> Reading text
Segment Open
Congress allocated funds to local school districts and to state education agencies to provide support in covering emergency COVID-19 costs
OLYMPIA — August 12, 2020 —Last spring when Washington’s K–12 schools were closed for in-person learning, school districts across the state pulled together every laptop, tablet, smartphone, and wifi hotspot they could so students were able to continue learning and educators could continue teaching.
This spring, to help with COVID-related costs, Congress allocated $195 million to Washington’s school districts and $21 million to the Office of Superintendent of Public Instruction (OSPI) for statewide coordination and support.
Last week, the Legislature and the Office of Financial Management (OFM) released $8.8 million of OSPI’s share of the funds so OSPI could coordinate and pay for getting students connected to their coursework online.
“With these funds, we will be able to connect up to 60,000 students and their families to online learning,” said Chris Reykdal, Superintendent of Public Instruction. “This was my number one priority for CARES Act funding, and I know this will make a huge difference for a lot of students and their families.
Segment Closed
> Work task 1
According to the news release on COVID-19 school funding, how much did Congress allocate to Washington's school districts?
> Work task 2
Give back a section of the news release on COVID-19 school funding word for word, starting at the words "Congress allocated funds" and ending after "coordination and support.".
> Work task 3
Carry on the news release about COVID-19 school funding, picking up after its last sentence.

> Dataset excerpts
Segment Open
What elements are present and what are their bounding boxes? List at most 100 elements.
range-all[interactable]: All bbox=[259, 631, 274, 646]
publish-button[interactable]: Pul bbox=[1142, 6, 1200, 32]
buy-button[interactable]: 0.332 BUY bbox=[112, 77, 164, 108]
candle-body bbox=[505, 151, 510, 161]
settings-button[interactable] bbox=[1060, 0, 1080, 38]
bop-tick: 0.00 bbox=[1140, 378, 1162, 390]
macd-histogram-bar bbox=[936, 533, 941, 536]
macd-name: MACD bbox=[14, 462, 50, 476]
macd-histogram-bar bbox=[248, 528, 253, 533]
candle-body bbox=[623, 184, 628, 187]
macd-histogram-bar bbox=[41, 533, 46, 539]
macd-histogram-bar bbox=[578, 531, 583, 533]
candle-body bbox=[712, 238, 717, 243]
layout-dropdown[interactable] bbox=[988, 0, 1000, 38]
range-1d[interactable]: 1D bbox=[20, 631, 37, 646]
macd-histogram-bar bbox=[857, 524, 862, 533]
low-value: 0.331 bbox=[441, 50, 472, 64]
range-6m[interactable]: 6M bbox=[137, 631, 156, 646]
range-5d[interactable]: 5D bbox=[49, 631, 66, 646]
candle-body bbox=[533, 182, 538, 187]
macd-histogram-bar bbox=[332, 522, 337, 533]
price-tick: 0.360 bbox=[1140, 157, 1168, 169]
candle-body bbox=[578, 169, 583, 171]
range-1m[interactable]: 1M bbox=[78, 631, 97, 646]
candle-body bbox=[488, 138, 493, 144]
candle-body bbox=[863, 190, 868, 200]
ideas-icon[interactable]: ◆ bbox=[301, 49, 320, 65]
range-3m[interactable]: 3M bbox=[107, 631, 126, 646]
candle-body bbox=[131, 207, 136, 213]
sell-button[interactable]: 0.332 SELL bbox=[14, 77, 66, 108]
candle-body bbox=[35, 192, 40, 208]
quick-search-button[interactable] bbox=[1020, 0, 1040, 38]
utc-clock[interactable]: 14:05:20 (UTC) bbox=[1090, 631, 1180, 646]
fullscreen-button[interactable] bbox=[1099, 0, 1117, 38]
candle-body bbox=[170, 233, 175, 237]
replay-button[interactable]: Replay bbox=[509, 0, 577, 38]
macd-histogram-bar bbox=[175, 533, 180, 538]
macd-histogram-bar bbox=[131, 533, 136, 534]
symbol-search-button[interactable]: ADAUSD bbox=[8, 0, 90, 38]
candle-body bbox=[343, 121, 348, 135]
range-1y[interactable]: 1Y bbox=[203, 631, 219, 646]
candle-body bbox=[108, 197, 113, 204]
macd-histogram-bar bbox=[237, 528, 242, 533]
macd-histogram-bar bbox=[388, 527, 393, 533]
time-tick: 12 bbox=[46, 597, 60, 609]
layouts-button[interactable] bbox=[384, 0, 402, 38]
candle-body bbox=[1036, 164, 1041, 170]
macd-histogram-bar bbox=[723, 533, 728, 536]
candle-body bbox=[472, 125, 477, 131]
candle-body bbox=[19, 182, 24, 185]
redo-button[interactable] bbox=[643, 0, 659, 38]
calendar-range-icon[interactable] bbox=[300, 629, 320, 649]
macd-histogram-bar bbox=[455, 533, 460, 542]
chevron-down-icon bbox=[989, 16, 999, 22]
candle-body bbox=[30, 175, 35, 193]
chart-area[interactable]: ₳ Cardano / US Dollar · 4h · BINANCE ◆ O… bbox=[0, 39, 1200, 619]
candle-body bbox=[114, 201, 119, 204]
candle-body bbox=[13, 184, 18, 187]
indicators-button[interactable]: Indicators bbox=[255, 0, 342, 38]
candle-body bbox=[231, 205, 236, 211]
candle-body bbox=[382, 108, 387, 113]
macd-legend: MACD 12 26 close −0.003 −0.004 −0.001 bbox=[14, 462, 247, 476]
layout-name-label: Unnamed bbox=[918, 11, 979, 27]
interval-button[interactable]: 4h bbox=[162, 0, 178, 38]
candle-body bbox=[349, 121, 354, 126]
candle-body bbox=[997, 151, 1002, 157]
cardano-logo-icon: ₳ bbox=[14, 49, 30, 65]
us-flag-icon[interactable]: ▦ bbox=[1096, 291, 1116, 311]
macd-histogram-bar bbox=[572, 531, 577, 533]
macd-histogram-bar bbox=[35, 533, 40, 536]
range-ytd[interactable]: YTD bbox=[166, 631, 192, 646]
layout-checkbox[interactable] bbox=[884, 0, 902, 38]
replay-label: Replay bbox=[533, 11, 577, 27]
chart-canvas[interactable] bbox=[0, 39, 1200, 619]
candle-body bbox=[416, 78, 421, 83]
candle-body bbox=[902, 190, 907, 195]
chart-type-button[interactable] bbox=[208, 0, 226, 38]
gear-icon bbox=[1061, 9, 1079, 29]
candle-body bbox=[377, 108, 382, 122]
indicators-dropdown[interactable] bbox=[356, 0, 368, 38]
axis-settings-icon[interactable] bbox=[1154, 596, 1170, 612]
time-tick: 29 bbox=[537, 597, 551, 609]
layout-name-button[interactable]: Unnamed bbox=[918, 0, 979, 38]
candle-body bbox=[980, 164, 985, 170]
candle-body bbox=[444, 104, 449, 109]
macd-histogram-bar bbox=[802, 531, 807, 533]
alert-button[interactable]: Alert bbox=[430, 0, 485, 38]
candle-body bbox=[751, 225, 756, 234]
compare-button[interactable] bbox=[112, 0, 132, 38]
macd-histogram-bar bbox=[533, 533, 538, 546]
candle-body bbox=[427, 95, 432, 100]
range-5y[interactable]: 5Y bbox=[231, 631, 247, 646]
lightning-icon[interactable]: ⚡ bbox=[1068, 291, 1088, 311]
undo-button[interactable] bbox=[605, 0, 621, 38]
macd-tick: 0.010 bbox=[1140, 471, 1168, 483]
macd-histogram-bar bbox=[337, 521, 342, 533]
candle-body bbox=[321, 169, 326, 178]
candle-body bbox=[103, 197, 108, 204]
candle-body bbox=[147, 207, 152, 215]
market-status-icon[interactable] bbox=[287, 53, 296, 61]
Segment Closed
> Answer box 1
$195 million

> Answer box 2
Congress allocated funds to local school districts and to state education agencies to provide support in covering emergency COVID-19 costs
OLYMPIA — August 12, 2020 —Last spring when Washington’s K–12 schools were closed for in-person learning, school districts across the state pulled together every laptop, tablet, smartphone, and wifi hotspot they could so students were able to continue learning and educators could continue teaching.
This spring, to help with COVID-related costs, Congress allocated $195 million to Washington’s school districts and $21 million to the Office of Superintendent of Public Instruction (OSPI) for statewide coordination and support.

> Answer box 3
OSPI plans to enter into agreements with private partners to provide internet connectivity to students who are low-income. OSPI will cover the costs of internet for these families through the end of the 2020–21 school year.
“Access to internet is an equity issue, and I intend to use this jump-start of one-time federal funds to create a push for universal basic education connectivity,” Reykdal continued. “I am thankful the Legislature and OFM released these funds to us.
Two weeks ago, OFM and the Legislature released $2.5 million for professional development for educators to learn to effectively use and streamline online learning platforms. With the remaining roughly $10 million provided by Congress to OSPI, the agency intends to fund competitive grants for community-based organizations (CBOs) to work in partnership with local school districts to support student learning in the 2020–21 school year.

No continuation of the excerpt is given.